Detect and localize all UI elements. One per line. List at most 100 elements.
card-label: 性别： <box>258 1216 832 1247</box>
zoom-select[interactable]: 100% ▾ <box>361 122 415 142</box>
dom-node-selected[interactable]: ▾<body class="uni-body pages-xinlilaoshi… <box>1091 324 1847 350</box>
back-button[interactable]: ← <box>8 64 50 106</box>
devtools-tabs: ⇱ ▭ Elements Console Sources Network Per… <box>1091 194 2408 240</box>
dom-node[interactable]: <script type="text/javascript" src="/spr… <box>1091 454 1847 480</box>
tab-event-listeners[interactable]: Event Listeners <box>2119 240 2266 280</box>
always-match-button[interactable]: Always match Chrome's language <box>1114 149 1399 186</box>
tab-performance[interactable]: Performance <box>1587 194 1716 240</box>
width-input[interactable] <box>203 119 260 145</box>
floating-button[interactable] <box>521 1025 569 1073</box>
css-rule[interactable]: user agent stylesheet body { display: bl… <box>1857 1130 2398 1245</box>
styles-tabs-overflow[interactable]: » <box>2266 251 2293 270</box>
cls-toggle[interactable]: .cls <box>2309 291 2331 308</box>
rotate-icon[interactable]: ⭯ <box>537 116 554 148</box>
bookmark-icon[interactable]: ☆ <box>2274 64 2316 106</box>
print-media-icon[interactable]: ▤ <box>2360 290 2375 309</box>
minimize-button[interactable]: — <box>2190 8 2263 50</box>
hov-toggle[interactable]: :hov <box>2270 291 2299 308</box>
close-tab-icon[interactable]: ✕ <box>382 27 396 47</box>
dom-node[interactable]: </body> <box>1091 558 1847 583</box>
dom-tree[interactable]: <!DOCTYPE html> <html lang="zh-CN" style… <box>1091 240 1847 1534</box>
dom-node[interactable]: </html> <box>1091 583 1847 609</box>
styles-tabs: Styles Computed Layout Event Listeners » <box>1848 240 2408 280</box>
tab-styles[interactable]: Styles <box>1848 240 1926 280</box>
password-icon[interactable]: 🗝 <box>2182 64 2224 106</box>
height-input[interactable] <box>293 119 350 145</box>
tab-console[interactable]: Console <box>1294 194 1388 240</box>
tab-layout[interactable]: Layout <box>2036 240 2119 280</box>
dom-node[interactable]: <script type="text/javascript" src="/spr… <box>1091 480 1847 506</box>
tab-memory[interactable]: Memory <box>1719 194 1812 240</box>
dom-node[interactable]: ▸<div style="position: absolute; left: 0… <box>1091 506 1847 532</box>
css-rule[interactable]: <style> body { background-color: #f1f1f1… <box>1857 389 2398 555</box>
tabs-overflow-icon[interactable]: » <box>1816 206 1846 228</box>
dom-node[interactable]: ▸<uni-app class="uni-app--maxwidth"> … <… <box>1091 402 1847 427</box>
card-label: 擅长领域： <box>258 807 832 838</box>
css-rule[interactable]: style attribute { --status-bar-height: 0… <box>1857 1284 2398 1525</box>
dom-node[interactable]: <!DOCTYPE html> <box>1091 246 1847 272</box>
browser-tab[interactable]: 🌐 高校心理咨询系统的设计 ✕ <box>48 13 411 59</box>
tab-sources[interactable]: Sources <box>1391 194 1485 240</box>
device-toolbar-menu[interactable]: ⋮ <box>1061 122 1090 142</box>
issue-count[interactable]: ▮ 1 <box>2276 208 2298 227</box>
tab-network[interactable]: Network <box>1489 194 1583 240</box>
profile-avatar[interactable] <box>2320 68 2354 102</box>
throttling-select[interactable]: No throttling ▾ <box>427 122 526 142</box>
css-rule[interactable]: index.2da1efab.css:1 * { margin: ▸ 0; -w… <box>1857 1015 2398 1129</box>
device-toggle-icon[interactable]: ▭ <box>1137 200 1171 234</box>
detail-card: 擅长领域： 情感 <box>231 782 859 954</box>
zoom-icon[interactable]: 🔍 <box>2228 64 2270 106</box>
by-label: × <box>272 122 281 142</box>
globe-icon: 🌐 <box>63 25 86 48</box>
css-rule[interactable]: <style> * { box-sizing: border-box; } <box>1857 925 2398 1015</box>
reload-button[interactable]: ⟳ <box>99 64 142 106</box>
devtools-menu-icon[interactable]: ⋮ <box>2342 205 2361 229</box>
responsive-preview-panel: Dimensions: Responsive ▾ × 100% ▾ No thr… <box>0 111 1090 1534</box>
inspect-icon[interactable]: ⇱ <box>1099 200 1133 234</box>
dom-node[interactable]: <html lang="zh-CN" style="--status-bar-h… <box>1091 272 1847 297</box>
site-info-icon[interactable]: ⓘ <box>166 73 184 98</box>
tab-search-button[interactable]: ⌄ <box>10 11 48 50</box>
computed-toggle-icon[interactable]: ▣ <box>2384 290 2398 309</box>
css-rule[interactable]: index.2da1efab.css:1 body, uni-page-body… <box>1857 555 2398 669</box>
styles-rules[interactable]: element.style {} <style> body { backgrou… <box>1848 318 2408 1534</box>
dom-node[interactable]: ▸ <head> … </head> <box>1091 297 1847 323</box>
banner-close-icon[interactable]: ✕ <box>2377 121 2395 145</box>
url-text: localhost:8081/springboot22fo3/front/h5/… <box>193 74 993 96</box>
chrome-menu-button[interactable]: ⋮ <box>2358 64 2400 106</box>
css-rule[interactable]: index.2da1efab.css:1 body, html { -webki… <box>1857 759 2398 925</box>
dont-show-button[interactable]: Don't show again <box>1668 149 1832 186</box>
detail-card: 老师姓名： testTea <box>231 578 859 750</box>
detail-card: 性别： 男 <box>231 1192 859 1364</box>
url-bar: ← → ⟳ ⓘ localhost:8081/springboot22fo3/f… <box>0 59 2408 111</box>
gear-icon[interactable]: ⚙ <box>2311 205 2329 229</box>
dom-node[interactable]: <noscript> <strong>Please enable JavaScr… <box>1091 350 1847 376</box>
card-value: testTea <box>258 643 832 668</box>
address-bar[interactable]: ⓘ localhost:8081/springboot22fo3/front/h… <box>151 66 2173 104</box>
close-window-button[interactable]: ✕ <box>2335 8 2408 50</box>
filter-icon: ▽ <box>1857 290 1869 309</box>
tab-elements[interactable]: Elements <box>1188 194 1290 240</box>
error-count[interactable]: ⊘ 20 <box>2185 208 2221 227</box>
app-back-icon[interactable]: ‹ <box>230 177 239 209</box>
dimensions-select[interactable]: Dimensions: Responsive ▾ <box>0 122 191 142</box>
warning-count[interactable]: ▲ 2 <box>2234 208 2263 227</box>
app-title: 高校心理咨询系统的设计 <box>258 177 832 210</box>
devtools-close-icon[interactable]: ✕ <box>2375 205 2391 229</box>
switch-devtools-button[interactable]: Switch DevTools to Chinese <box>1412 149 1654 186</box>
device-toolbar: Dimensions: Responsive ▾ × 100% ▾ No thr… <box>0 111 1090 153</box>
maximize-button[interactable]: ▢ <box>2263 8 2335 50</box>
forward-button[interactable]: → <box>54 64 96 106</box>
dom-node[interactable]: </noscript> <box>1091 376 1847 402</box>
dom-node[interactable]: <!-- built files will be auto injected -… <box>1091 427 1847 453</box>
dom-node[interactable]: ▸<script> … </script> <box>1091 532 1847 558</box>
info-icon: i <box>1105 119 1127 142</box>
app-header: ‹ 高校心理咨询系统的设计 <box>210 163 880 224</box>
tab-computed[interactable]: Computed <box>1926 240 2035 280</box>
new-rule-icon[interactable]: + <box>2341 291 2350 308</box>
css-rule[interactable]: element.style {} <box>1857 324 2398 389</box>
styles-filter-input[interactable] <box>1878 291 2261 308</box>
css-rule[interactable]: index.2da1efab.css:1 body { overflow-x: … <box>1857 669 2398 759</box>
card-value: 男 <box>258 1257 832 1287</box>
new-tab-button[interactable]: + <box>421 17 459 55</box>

------------------------------------

◆ To be done ◆
Print the listing verbatim, starting at its first line and ending at the line that contains "rotate-icon[interactable]: ⭯ <box>537", with both of those lines included.

◆ The completed task ◆
Detect and localize all UI elements. One per line. List at most 100 elements.
card-label: 性别： <box>258 1216 832 1247</box>
zoom-select[interactable]: 100% ▾ <box>361 122 415 142</box>
dom-node-selected[interactable]: ▾<body class="uni-body pages-xinlilaoshi… <box>1091 324 1847 350</box>
back-button[interactable]: ← <box>8 64 50 106</box>
devtools-tabs: ⇱ ▭ Elements Console Sources Network Per… <box>1091 194 2408 240</box>
dom-node[interactable]: <script type="text/javascript" src="/spr… <box>1091 454 1847 480</box>
tab-event-listeners[interactable]: Event Listeners <box>2119 240 2266 280</box>
always-match-button[interactable]: Always match Chrome's language <box>1114 149 1399 186</box>
tab-performance[interactable]: Performance <box>1587 194 1716 240</box>
width-input[interactable] <box>203 119 260 145</box>
floating-button[interactable] <box>521 1025 569 1073</box>
css-rule[interactable]: user agent stylesheet body { display: bl… <box>1857 1130 2398 1245</box>
styles-tabs-overflow[interactable]: » <box>2266 251 2293 270</box>
cls-toggle[interactable]: .cls <box>2309 291 2331 308</box>
rotate-icon[interactable]: ⭯ <box>537 116 554 148</box>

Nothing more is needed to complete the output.